Written task → Gather every line from the entries below that includes "this".

Records shown →
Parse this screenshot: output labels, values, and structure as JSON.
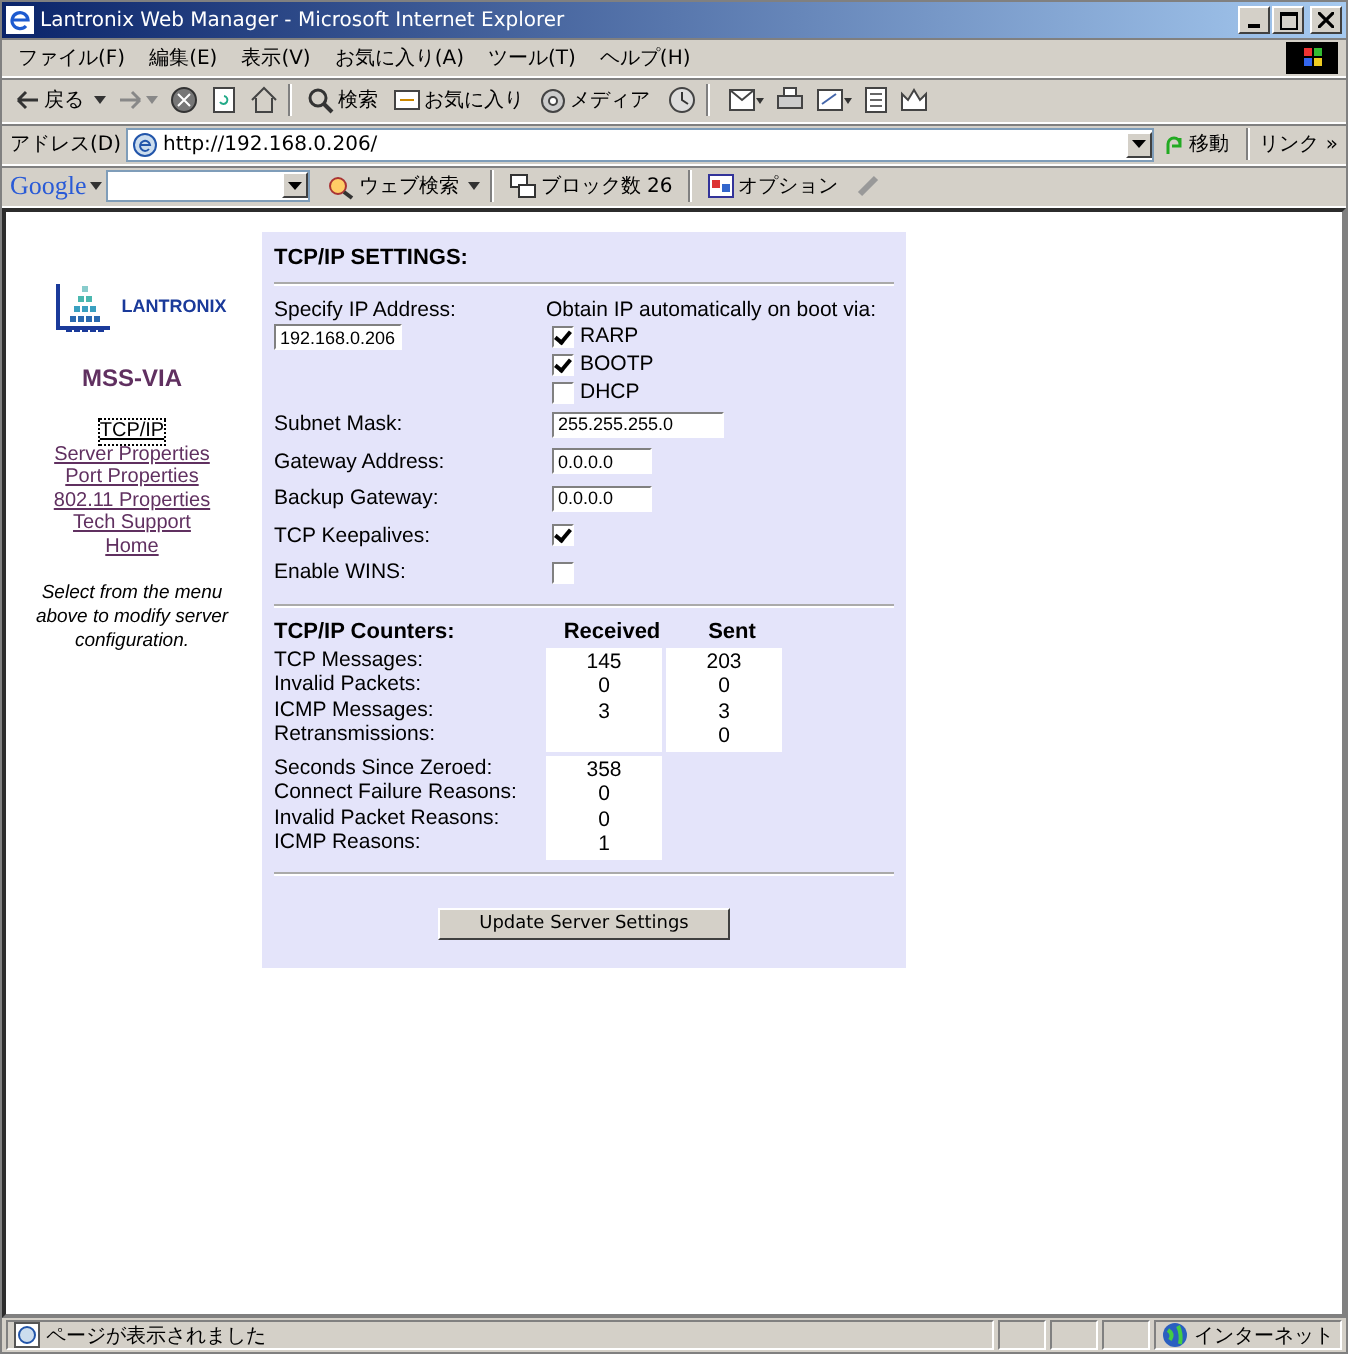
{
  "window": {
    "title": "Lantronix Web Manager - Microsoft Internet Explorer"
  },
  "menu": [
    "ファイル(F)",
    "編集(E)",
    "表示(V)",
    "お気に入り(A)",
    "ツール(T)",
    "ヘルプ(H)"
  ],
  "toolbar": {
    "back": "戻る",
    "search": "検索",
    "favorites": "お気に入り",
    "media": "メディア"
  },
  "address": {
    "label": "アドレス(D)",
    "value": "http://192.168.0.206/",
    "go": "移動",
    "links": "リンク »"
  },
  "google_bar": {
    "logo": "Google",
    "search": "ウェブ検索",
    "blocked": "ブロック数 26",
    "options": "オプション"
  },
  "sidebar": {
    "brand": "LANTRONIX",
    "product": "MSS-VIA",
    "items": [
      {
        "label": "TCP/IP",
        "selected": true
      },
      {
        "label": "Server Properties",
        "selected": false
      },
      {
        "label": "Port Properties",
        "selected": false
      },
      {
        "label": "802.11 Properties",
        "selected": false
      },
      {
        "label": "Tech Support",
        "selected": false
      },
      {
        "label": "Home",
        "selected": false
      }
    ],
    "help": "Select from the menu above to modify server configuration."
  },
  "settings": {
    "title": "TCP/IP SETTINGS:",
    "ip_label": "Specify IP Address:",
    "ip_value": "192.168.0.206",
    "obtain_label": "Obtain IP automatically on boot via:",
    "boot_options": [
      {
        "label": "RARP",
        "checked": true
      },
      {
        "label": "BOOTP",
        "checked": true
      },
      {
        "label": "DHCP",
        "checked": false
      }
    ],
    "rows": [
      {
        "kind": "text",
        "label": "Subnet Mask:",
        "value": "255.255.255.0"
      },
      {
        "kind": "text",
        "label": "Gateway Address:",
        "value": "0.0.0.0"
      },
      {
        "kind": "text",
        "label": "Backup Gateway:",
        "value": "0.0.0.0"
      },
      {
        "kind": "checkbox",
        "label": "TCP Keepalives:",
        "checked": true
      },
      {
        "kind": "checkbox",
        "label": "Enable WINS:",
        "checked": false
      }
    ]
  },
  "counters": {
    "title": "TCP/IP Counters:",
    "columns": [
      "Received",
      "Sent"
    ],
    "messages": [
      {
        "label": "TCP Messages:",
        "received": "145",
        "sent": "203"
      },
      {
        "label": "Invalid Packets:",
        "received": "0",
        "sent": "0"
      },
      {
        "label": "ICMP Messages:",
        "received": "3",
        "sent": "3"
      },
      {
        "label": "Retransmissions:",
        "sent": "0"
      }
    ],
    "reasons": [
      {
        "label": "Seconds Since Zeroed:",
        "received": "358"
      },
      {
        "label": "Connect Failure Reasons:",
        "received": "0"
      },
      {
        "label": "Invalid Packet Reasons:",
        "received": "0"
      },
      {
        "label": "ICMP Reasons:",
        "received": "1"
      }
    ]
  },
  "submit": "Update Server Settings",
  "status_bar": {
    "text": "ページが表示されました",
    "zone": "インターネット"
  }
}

...

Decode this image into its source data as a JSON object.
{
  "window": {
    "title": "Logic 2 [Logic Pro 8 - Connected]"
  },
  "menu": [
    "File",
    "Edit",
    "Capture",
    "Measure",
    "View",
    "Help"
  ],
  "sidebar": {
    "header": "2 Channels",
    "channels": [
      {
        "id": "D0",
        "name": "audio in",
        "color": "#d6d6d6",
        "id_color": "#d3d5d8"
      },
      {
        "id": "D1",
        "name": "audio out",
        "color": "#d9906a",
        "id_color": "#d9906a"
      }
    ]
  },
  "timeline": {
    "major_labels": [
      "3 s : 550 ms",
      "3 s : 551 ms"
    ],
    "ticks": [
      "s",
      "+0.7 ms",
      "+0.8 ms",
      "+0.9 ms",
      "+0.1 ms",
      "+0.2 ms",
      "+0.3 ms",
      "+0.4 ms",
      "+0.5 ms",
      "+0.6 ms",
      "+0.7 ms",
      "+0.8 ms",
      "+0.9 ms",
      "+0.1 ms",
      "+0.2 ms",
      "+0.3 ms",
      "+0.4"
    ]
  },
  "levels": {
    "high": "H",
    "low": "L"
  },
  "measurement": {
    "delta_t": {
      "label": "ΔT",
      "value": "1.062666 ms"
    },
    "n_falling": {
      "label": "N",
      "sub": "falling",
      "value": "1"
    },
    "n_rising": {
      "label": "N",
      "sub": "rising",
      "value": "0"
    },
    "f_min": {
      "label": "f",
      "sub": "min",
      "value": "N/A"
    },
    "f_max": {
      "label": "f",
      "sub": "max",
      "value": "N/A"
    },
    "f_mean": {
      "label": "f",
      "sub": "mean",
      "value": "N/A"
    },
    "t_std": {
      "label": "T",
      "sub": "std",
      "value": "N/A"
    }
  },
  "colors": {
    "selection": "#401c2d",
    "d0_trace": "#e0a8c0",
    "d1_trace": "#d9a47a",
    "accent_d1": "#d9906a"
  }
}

Response to the exercise →
Parse this screenshot: output labels, values, and structure as JSON.
Decode this image into its source data as a JSON object.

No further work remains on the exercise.